>> start RECORDS SHOWN

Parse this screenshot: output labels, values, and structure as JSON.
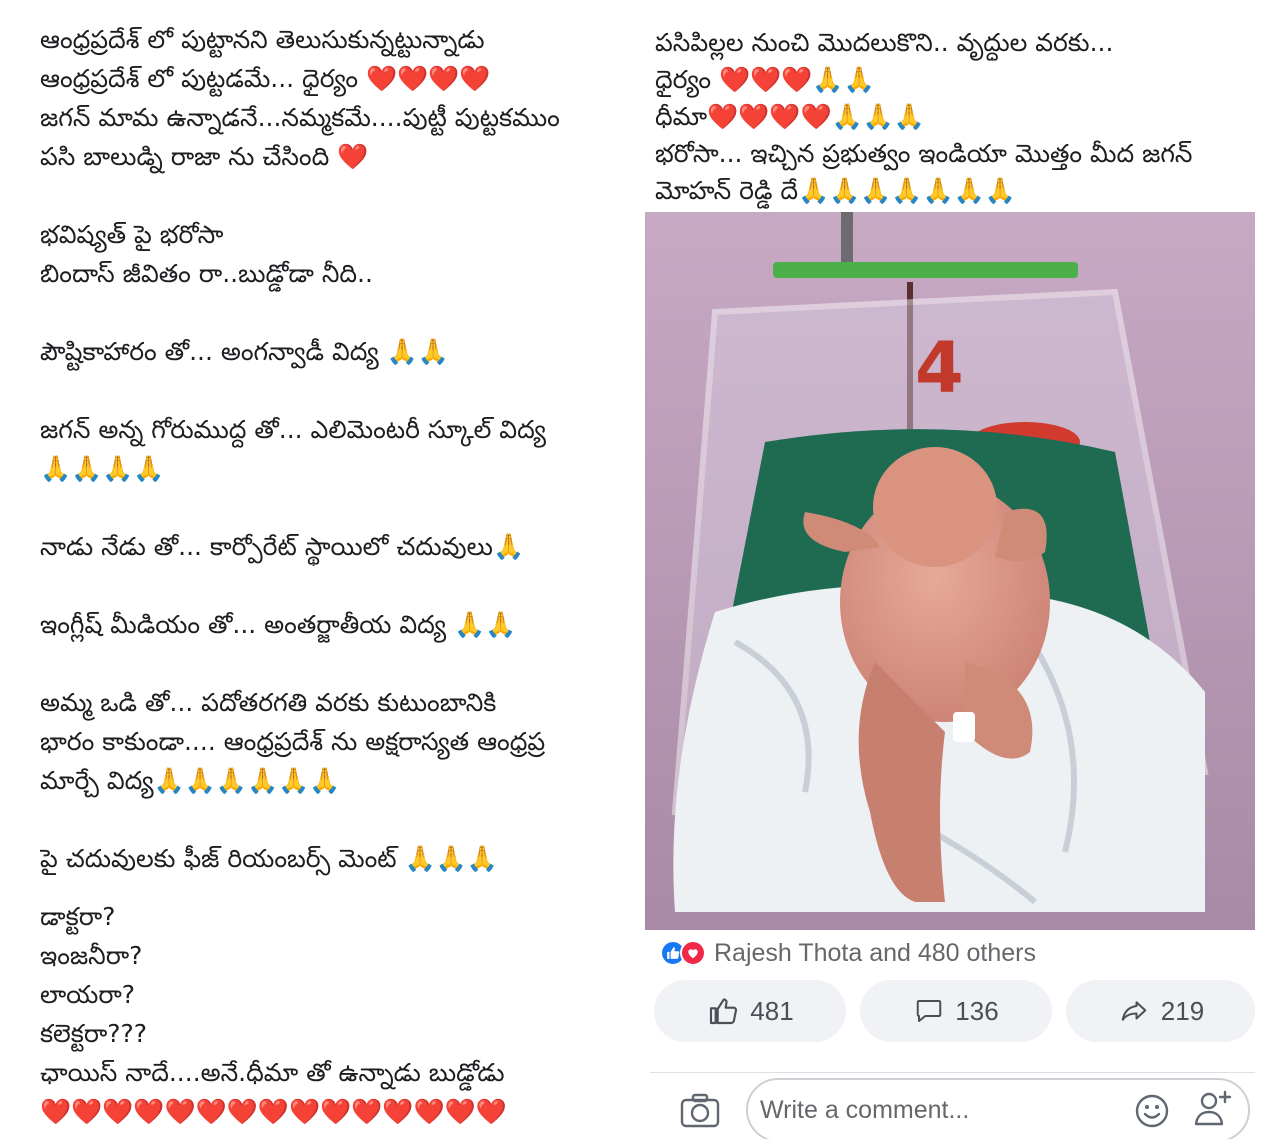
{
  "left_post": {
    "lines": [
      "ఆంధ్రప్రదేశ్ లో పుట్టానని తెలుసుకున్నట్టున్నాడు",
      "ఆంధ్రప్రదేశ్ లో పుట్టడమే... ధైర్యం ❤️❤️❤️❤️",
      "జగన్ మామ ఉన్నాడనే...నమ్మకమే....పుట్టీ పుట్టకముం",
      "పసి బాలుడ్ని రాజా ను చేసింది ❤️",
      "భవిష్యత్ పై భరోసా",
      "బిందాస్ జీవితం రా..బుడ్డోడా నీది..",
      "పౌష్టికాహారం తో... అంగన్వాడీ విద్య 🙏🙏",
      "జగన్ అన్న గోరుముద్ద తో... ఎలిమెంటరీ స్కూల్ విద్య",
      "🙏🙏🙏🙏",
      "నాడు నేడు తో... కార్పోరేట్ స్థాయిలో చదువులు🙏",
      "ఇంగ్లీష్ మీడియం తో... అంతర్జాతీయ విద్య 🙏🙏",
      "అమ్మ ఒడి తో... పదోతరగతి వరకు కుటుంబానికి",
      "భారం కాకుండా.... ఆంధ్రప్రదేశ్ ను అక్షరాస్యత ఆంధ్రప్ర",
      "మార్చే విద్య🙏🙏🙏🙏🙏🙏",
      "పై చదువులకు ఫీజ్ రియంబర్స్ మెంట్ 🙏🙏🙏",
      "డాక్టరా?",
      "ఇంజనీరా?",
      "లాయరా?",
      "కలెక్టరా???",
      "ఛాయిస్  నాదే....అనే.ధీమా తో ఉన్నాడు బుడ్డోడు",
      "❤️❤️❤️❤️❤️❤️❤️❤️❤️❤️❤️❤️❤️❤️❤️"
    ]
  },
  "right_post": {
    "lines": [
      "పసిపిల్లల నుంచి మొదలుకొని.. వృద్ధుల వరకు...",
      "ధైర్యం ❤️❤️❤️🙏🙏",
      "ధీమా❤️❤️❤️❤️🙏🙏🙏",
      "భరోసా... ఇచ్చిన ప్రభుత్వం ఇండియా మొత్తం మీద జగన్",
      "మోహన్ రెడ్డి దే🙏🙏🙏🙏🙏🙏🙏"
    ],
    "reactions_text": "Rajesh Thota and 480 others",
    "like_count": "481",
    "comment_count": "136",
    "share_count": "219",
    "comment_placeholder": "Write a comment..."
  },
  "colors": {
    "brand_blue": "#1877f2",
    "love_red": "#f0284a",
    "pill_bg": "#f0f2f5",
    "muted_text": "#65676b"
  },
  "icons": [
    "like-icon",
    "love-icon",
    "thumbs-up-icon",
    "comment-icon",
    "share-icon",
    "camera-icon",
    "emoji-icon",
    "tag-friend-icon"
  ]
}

>> end RECORDS SHOWN

▶ [SET PROBLEM]: The records above need to be given again exactly. Omit the pictures.

▶ [ANSWER BELOW]:
Parse this screenshot: output labels, values, and structure as JSON.
{
  "left_post": {
    "lines": [
      "ఆంధ్రప్రదేశ్ లో పుట్టానని తెలుసుకున్నట్టున్నాడు",
      "ఆంధ్రప్రదేశ్ లో పుట్టడమే... ధైర్యం ❤️❤️❤️❤️",
      "జగన్ మామ ఉన్నాడనే...నమ్మకమే....పుట్టీ పుట్టకముం",
      "పసి బాలుడ్ని రాజా ను చేసింది ❤️",
      "భవిష్యత్ పై భరోసా",
      "బిందాస్ జీవితం రా..బుడ్డోడా నీది..",
      "పౌష్టికాహారం తో... అంగన్వాడీ విద్య 🙏🙏",
      "జగన్ అన్న గోరుముద్ద తో... ఎలిమెంటరీ స్కూల్ విద్య",
      "🙏🙏🙏🙏",
      "నాడు నేడు తో... కార్పోరేట్ స్థాయిలో చదువులు🙏",
      "ఇంగ్లీష్ మీడియం తో... అంతర్జాతీయ విద్య 🙏🙏",
      "అమ్మ ఒడి తో... పదోతరగతి వరకు కుటుంబానికి",
      "భారం కాకుండా.... ఆంధ్రప్రదేశ్ ను అక్షరాస్యత ఆంధ్రప్ర",
      "మార్చే విద్య🙏🙏🙏🙏🙏🙏",
      "పై చదువులకు ఫీజ్ రియంబర్స్ మెంట్ 🙏🙏🙏",
      "డాక్టరా?",
      "ఇంజనీరా?",
      "లాయరా?",
      "కలెక్టరా???",
      "ఛాయిస్  నాదే....అనే.ధీమా తో ఉన్నాడు బుడ్డోడు",
      "❤️❤️❤️❤️❤️❤️❤️❤️❤️❤️❤️❤️❤️❤️❤️"
    ]
  },
  "right_post": {
    "lines": [
      "పసిపిల్లల నుంచి మొదలుకొని.. వృద్ధుల వరకు...",
      "ధైర్యం ❤️❤️❤️🙏🙏",
      "ధీమా❤️❤️❤️❤️🙏🙏🙏",
      "భరోసా... ఇచ్చిన ప్రభుత్వం ఇండియా మొత్తం మీద జగన్",
      "మోహన్ రెడ్డి దే🙏🙏🙏🙏🙏🙏🙏"
    ],
    "reactions_text": "Rajesh Thota and 480 others",
    "like_count": "481",
    "comment_count": "136",
    "share_count": "219",
    "comment_placeholder": "Write a comment..."
  },
  "colors": {
    "brand_blue": "#1877f2",
    "love_red": "#f0284a",
    "pill_bg": "#f0f2f5",
    "muted_text": "#65676b"
  },
  "icons": [
    "like-icon",
    "love-icon",
    "thumbs-up-icon",
    "comment-icon",
    "share-icon",
    "camera-icon",
    "emoji-icon",
    "tag-friend-icon"
  ]
}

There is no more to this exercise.